▸ The problem:
Please copy all the lines that follow, word for word.

-- Start of Dataset content --

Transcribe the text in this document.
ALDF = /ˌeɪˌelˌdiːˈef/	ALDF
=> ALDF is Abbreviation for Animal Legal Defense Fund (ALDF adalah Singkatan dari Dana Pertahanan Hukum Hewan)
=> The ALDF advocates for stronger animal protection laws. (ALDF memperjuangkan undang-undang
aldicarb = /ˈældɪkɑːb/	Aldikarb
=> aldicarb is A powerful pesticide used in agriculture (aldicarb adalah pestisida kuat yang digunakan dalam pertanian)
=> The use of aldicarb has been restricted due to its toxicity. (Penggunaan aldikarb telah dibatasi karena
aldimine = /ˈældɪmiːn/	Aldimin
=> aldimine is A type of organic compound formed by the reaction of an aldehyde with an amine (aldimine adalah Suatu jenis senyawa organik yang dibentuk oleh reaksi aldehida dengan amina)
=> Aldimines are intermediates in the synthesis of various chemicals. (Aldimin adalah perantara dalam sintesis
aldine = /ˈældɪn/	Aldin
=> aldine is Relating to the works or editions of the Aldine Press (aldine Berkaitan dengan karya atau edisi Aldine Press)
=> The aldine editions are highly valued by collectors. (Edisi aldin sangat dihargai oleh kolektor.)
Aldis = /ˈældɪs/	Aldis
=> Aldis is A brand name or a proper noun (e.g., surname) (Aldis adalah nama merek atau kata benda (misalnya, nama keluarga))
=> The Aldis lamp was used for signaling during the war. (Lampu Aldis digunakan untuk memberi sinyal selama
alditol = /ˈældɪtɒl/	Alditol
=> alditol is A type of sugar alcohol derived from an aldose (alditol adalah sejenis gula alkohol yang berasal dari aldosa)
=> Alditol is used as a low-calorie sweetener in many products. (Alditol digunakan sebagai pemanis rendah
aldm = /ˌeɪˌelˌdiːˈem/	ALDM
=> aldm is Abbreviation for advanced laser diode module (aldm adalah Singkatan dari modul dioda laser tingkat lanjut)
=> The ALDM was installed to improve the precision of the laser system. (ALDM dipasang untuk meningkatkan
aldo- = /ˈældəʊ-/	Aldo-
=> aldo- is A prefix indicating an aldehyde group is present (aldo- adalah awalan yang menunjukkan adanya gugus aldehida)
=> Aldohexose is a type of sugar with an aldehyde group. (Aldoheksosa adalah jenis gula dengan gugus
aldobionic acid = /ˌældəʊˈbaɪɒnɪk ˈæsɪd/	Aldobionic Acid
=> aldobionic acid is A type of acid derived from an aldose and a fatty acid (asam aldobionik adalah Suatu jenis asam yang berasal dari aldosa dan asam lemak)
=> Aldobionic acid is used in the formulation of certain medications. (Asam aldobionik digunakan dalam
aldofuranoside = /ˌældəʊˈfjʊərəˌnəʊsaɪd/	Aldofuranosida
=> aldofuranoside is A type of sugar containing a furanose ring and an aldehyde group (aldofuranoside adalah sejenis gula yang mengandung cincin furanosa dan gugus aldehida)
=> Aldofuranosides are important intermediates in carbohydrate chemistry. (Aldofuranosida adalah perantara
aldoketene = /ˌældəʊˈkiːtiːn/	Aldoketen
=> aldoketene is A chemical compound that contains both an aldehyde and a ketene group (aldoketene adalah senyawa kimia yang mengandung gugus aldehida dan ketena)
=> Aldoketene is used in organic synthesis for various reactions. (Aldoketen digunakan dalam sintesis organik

-- End of Dataset content --

▸ The output:
Transcribe the text in this document.
ALDF = /ˌeɪˌelˌdiːˈef/	ALDF
=> ALDF is Abbreviation for Animal Legal Defense Fund (ALDF adalah Singkatan dari Dana Pertahanan Hukum Hewan)
=> The ALDF advocates for stronger animal protection laws. (ALDF memperjuangkan undang-undang
aldicarb = /ˈældɪkɑːb/	Aldikarb
=> aldicarb is A powerful pesticide used in agriculture (aldicarb adalah pestisida kuat yang digunakan dalam pertanian)
=> The use of aldicarb has been restricted due to its toxicity. (Penggunaan aldikarb telah dibatasi karena
aldimine = /ˈældɪmiːn/	Aldimin
=> aldimine is A type of organic compound formed by the reaction of an aldehyde with an amine (aldimine adalah Suatu jenis senyawa organik yang dibentuk oleh reaksi aldehida dengan amina)
=> Aldimines are intermediates in the synthesis of various chemicals. (Aldimin adalah perantara dalam sintesis
aldine = /ˈældɪn/	Aldin
=> aldine is Relating to the works or editions of the Aldine Press (aldine Berkaitan dengan karya atau edisi Aldine Press)
=> The aldine editions are highly valued by collectors. (Edisi aldin sangat dihargai oleh kolektor.)
Aldis = /ˈældɪs/	Aldis
=> Aldis is A brand name or a proper noun (e.g., surname) (Aldis adalah nama merek atau kata benda (misalnya, nama keluarga))
=> The Aldis lamp was used for signaling during the war. (Lampu Aldis digunakan untuk memberi sinyal selama
alditol = /ˈældɪtɒl/	Alditol
=> alditol is A type of sugar alcohol derived from an aldose (alditol adalah sejenis gula alkohol yang berasal dari aldosa)
=> Alditol is used as a low-calorie sweetener in many products. (Alditol digunakan sebagai pemanis rendah
aldm = /ˌeɪˌelˌdiːˈem/	ALDM
=> aldm is Abbreviation for advanced laser diode module (aldm adalah Singkatan dari modul dioda laser tingkat lanjut)
=> The ALDM was installed to improve the precision of the laser system. (ALDM dipasang untuk meningkatkan
aldo- = /ˈældəʊ-/	Aldo-
=> aldo- is A prefix indicating an aldehyde group is present (aldo- adalah awalan yang menunjukkan adanya gugus aldehida)
=> Aldohexose is a type of sugar with an aldehyde group. (Aldoheksosa adalah jenis gula dengan gugus
aldobionic acid = /ˌældəʊˈbaɪɒnɪk ˈæsɪd/	Aldobionic Acid
=> aldobionic acid is A type of acid derived from an aldose and a fatty acid (asam aldobionik adalah Suatu jenis asam yang berasal dari aldosa dan asam lemak)
=> Aldobionic acid is used in the formulation of certain medications. (Asam aldobionik digunakan dalam
aldofuranoside = /ˌældəʊˈfjʊərəˌnəʊsaɪd/	Aldofuranosida
=> aldofuranoside is A type of sugar containing a furanose ring and an aldehyde group (aldofuranoside adalah sejenis gula yang mengandung cincin furanosa dan gugus aldehida)
=> Aldofuranosides are important intermediates in carbohydrate chemistry. (Aldofuranosida adalah perantara
aldoketene = /ˌældəʊˈkiːtiːn/	Aldoketen
=> aldoketene is A chemical compound that contains both an aldehyde and a ketene group (aldoketene adalah senyawa kimia yang mengandung gugus aldehida dan ketena)
=> Aldoketene is used in organic synthesis for various reactions. (Aldoketen digunakan dalam sintesis organik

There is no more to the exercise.